- **YOUR INSTRUCTIONS**
Every line with the word "this" in it should be extracted from the data that follows.

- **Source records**
────────────────
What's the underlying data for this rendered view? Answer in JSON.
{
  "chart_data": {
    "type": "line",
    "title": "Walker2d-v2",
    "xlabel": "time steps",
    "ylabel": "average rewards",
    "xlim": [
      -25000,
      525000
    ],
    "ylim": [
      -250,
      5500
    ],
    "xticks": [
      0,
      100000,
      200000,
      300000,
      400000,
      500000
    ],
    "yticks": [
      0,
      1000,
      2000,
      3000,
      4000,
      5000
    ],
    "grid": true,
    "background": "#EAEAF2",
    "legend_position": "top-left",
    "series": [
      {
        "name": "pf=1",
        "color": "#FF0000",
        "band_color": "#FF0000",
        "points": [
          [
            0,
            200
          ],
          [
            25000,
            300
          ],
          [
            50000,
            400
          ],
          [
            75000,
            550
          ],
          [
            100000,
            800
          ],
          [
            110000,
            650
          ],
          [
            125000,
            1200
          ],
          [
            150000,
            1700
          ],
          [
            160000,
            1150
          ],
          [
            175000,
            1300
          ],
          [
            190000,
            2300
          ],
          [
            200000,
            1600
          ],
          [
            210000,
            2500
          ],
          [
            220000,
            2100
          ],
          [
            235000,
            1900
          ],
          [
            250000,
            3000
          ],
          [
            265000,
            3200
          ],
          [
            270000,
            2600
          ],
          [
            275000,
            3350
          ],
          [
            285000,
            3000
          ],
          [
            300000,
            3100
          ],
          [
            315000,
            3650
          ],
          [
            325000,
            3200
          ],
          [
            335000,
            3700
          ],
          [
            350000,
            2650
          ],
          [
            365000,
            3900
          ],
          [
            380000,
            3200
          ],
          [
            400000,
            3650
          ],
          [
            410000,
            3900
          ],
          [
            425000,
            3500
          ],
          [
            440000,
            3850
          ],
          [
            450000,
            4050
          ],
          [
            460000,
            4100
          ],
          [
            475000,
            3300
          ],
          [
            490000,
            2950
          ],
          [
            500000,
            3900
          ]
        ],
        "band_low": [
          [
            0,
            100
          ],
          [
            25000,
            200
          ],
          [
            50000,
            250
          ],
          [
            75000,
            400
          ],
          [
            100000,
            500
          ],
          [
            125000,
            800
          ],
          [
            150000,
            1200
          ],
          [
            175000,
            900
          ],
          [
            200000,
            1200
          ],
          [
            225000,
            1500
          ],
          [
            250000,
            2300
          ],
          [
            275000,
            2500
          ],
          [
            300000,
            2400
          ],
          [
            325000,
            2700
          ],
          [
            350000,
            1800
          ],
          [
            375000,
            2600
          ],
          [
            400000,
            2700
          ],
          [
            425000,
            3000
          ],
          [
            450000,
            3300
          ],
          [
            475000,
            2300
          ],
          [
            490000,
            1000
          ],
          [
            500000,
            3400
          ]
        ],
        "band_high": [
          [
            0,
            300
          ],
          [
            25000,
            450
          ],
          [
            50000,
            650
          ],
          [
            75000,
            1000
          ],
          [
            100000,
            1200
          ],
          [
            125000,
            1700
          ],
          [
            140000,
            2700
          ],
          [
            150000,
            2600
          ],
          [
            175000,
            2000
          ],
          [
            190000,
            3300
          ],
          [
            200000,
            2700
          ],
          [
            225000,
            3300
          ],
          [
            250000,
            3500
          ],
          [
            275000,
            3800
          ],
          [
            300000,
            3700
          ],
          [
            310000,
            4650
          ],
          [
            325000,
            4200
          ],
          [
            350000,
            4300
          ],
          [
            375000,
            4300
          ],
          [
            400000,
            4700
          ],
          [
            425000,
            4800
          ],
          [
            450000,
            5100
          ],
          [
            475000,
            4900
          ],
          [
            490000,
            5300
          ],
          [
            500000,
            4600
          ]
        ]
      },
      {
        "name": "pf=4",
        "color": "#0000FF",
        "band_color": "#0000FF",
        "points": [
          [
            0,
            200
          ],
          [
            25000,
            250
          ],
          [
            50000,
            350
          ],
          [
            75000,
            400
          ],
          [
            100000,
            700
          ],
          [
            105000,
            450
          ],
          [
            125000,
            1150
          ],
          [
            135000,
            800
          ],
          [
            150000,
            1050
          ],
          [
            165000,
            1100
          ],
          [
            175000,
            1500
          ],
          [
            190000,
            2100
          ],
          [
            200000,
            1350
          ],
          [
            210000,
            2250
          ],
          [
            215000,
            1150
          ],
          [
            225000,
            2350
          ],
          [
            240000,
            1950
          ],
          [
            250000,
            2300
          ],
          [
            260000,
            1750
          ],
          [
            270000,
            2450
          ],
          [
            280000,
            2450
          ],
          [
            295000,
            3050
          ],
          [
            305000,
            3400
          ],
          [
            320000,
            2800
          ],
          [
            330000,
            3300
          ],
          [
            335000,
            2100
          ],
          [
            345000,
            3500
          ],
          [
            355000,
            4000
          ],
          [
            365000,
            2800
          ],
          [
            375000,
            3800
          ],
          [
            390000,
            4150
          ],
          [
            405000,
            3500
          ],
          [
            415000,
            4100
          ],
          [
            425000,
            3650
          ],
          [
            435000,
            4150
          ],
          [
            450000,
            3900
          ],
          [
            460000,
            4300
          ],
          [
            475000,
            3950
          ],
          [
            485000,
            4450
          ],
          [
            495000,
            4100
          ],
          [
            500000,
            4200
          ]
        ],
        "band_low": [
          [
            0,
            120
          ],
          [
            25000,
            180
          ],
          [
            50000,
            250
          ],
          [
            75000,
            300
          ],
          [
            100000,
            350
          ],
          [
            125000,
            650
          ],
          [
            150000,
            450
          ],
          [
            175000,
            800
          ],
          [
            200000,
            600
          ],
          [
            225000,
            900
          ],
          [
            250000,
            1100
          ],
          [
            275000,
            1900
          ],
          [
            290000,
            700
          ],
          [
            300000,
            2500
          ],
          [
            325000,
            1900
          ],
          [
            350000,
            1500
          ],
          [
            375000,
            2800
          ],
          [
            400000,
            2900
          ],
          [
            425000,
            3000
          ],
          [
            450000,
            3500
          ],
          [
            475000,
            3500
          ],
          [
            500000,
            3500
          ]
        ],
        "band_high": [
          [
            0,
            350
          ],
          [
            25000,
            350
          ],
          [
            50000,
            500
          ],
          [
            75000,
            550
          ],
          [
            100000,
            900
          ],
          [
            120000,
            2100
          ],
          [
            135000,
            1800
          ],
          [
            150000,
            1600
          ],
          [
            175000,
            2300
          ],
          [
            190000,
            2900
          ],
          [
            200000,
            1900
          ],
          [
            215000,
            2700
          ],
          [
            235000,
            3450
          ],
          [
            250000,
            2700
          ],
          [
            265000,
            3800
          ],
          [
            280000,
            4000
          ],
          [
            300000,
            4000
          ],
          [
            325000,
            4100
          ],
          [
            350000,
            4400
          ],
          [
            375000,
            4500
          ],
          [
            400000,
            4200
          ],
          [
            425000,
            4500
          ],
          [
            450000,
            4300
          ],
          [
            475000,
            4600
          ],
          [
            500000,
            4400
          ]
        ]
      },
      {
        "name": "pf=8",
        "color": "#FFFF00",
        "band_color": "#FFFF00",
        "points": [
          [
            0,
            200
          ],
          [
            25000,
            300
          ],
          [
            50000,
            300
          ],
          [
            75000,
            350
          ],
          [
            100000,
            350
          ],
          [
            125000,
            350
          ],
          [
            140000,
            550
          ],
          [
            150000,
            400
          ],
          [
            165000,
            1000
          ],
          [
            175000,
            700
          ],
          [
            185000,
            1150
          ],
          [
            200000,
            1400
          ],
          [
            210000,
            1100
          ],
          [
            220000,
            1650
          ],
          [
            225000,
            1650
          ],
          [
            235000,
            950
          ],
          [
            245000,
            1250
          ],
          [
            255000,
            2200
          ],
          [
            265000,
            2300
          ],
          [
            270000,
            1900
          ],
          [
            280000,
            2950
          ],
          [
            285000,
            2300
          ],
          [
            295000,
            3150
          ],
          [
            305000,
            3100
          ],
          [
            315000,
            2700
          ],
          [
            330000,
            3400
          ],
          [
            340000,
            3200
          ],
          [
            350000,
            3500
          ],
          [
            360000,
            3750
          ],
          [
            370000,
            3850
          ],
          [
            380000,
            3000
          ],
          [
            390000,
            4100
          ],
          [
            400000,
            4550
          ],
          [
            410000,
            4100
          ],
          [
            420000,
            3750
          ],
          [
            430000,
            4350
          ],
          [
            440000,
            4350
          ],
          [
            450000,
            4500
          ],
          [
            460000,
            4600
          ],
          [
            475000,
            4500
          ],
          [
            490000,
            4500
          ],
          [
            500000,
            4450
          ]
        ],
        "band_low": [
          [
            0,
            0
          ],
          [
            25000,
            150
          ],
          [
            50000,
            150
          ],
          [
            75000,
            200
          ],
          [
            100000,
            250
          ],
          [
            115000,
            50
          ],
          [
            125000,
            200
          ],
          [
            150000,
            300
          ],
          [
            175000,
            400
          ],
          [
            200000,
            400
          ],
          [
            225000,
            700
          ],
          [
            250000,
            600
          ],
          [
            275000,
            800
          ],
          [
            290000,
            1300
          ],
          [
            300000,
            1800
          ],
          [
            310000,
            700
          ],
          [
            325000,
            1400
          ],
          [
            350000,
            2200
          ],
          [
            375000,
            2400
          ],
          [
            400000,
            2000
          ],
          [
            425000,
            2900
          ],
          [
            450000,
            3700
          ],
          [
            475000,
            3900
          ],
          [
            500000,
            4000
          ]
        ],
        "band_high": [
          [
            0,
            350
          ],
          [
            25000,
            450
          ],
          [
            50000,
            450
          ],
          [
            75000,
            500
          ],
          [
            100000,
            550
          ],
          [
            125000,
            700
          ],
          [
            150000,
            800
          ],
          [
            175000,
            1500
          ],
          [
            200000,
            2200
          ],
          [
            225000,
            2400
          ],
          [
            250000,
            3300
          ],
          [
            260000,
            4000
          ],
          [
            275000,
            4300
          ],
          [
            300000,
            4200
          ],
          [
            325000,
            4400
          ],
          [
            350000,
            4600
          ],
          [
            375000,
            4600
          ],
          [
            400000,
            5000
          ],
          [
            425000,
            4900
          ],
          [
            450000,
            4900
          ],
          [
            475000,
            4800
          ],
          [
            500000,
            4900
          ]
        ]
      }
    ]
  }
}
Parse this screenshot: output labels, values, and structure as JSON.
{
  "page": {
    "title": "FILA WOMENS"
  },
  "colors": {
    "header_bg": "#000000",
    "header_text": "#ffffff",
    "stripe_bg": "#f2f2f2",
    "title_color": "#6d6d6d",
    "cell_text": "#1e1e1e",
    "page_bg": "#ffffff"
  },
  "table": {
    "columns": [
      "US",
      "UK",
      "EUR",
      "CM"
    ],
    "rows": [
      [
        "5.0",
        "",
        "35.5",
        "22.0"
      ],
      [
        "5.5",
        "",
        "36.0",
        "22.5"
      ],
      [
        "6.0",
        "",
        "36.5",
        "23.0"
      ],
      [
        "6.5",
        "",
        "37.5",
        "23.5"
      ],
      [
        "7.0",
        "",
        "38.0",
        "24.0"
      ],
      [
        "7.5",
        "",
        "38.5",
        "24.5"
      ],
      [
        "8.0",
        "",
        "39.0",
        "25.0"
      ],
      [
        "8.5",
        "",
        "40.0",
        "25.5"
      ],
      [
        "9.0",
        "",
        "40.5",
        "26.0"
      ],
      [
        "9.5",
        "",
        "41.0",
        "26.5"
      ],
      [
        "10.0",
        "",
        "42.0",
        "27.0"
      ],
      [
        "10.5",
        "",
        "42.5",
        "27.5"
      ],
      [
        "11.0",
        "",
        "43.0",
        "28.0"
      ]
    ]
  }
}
────────────────
- **OUTPUT**
What's the underlying data for this rendered view? Answer in JSON.
Parse this screenshot: output labels, values, and structure as JSON.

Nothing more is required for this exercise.